### EXCERPT TO READ
..............................

Google Ads for education

Maybe you’ve relied on Google Ads for some time. And it’s working. You’re getting good ROI.

No? Maybe you’ve dabbled. Or possibly, you’re still contemplating taking the plunge.

Then, there are two ways to go: (1) wrestle with the beast yourself or (2) hire a resource who knows how to slay it.

In any and all of the above cases (and combinations), you’re unlikely to elevate your ROI in Google Ads unless you have a decent understanding of what’s what, what works, and what to do when your campaigns are falling short.

The overview I’ve written for you here should deliver some insights and tips you can apply to get a better return on investment from Google Ads.

Google Ads (real quick)

Google Ads is a digital advertising platform businesses use to promote products and services online. Google Ads offers two primary types of content: search ads and display ads.

Search ads are:

  • Text-based
  • Appear atop (and below) Google search results
  • Based on keywords

For an example, check out three search ads from UNC-Chapel Hill, Louisville and Temple University, triggered by the keyword phrase “MBA programs in the Midwest.”

In contrast, display ads are:

  • More visual
  • Found on websites
  • Highly targetable

Display ads appear on over 2 million websites within the Google Display Network, which comprises 90% of the entire Internet population, according to Higher Education Marketing Solutions.

..............................

### STORED RECORDS
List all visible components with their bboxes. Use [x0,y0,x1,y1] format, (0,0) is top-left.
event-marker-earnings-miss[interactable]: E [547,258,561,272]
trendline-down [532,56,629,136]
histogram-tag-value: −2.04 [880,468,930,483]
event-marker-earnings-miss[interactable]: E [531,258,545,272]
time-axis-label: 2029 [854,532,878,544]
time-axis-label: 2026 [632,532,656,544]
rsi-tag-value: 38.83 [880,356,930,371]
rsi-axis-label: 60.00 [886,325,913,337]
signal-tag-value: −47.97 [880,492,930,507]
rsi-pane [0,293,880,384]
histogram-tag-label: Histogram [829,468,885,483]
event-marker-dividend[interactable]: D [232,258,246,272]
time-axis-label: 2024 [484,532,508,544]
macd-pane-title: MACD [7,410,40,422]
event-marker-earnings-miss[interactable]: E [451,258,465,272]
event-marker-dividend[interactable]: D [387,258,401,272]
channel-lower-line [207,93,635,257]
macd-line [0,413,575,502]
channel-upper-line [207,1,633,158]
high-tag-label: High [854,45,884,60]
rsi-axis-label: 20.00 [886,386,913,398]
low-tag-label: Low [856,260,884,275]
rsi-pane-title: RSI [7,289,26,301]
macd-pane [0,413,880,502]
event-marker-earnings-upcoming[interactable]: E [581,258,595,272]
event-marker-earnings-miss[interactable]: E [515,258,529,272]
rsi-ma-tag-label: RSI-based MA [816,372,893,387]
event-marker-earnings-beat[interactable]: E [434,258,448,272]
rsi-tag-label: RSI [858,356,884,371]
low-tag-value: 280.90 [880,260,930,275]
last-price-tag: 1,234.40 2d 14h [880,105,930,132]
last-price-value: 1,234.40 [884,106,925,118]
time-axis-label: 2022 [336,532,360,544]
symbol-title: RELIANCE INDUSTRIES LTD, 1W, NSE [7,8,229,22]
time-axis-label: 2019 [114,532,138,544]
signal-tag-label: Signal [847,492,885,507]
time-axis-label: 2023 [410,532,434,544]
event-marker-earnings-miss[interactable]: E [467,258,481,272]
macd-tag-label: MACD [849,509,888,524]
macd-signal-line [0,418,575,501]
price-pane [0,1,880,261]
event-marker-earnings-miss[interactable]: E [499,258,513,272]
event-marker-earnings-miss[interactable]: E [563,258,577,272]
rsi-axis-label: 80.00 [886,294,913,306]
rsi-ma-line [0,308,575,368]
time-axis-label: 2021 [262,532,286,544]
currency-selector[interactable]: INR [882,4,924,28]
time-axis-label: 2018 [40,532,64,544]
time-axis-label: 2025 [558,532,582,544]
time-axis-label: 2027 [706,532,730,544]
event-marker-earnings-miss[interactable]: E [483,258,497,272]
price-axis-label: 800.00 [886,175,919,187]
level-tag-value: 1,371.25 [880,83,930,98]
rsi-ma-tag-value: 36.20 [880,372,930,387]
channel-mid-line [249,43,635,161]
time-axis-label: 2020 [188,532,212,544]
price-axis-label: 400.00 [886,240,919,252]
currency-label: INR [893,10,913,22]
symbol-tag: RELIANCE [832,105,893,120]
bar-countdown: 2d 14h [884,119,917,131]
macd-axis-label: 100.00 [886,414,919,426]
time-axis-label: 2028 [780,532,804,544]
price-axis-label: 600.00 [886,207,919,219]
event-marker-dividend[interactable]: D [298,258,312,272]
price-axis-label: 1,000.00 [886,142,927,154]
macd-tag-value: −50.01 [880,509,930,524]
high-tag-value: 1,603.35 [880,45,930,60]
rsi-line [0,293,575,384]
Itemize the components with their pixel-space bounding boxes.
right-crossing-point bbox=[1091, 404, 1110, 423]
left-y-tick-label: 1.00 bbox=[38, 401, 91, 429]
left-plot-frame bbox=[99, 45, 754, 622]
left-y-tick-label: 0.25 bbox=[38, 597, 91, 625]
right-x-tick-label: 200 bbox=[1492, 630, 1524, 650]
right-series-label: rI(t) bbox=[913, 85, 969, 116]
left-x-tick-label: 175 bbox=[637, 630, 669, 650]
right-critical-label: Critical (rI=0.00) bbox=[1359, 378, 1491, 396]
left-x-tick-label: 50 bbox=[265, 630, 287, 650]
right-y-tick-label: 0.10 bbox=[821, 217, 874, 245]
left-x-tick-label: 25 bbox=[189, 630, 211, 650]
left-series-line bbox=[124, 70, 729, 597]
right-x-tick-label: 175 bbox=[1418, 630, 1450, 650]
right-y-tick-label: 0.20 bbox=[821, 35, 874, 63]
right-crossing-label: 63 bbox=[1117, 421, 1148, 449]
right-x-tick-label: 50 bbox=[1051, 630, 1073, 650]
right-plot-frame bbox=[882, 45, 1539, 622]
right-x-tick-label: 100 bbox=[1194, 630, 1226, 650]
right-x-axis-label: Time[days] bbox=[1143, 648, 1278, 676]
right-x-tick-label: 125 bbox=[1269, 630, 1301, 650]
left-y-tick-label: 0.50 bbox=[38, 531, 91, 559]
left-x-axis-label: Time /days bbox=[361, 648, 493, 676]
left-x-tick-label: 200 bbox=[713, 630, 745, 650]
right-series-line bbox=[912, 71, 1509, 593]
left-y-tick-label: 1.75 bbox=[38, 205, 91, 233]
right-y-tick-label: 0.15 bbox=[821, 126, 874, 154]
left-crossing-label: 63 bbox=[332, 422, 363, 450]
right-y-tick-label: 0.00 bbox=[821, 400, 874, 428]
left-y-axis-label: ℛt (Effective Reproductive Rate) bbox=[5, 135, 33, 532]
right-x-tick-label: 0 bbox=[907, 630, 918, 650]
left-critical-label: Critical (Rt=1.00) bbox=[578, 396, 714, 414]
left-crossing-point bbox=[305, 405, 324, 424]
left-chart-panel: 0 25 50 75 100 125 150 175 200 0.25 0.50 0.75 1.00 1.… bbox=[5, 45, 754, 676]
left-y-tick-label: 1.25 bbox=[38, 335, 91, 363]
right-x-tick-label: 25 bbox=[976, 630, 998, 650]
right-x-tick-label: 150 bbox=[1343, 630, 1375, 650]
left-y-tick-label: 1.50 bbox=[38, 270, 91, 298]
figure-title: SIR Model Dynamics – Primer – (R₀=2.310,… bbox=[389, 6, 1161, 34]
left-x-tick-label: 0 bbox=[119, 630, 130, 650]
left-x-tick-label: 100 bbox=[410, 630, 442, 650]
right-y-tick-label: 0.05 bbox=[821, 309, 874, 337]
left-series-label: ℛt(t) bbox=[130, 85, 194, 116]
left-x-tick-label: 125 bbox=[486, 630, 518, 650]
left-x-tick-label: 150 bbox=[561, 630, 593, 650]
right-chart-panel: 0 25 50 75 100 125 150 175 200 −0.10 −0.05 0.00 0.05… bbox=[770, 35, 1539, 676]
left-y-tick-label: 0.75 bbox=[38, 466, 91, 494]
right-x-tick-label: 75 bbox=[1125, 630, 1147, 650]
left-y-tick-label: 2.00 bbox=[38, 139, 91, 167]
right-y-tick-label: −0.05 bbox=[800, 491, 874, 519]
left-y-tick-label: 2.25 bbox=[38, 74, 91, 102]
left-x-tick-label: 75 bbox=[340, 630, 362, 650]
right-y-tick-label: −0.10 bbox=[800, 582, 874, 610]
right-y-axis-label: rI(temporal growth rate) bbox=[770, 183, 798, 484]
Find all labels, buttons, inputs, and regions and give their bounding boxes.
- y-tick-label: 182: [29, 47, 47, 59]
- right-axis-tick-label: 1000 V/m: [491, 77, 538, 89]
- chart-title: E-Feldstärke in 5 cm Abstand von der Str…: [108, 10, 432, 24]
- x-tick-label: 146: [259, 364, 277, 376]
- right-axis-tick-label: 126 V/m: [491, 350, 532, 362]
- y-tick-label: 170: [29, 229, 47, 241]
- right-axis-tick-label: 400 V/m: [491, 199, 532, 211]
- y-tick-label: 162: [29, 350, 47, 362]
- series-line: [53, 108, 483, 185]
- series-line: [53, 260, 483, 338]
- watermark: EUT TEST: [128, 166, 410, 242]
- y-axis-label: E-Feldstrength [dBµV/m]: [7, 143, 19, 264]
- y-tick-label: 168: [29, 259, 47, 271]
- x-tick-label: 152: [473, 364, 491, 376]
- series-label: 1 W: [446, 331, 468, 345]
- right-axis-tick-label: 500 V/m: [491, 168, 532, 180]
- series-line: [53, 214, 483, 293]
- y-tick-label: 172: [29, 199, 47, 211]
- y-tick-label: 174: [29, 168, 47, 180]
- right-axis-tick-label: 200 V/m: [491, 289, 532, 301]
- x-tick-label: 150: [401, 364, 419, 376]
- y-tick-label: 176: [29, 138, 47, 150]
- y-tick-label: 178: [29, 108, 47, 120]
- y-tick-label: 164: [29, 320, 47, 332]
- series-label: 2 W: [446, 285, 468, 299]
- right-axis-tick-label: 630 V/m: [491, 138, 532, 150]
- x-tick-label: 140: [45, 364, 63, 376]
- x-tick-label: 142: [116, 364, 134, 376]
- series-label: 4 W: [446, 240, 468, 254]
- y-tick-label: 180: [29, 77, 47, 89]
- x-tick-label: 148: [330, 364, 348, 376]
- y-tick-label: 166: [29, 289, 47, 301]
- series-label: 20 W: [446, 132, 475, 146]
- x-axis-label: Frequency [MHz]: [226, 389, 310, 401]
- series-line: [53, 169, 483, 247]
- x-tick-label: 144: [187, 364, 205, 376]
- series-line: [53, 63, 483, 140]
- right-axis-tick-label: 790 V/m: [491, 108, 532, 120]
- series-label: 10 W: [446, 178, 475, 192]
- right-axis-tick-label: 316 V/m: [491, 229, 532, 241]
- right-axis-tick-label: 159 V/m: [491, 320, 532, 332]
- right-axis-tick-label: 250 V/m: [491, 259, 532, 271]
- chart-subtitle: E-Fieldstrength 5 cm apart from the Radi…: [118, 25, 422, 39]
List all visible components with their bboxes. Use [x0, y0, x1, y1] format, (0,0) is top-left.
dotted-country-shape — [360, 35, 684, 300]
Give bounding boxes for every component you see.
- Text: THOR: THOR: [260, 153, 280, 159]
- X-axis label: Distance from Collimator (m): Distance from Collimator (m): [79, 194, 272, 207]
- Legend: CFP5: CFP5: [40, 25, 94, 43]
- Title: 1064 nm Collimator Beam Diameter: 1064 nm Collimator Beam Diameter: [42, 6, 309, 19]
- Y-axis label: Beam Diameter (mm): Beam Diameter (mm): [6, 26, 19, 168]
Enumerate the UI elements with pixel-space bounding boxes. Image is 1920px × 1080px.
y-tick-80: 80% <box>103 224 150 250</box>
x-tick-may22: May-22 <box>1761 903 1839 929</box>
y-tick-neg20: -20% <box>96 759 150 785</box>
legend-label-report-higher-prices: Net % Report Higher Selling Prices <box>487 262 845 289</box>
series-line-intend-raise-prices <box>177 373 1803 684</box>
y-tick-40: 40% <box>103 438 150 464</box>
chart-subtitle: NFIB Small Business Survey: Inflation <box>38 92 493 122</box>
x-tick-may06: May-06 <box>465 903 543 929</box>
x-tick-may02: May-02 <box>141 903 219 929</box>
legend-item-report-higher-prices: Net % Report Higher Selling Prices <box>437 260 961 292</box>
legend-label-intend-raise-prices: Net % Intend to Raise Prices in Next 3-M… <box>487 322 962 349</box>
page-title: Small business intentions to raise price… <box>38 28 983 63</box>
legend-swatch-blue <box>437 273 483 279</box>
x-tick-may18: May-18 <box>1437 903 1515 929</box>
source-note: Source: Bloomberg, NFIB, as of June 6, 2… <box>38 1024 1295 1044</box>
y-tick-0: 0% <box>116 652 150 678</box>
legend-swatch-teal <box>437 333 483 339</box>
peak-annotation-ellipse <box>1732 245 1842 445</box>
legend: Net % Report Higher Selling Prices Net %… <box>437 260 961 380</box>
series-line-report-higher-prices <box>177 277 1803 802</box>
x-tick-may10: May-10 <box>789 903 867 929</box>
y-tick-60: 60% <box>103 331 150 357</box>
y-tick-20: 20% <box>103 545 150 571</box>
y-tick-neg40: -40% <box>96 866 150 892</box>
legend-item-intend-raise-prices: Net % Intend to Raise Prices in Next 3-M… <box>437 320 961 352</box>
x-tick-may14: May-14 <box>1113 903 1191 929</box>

..............................

### WHAT THE TASK REQUIRES
Decide whether each statement agrees with the Google Ads overview. Answer yes or no for each, and quote the exact words of the overview that decide it.
1. Search ads are based on keywords.
2. Google Ads offers three primary types of content.
3. The Google Display Network comprises half of the entire Internet population.

### EXERCISE OUTPUT
1. Yes: "Based on keywords"
2. No: "Google Ads offers two primary types of content: search ads and display ads."
3. No: "which comprises 90% of the entire Internet population"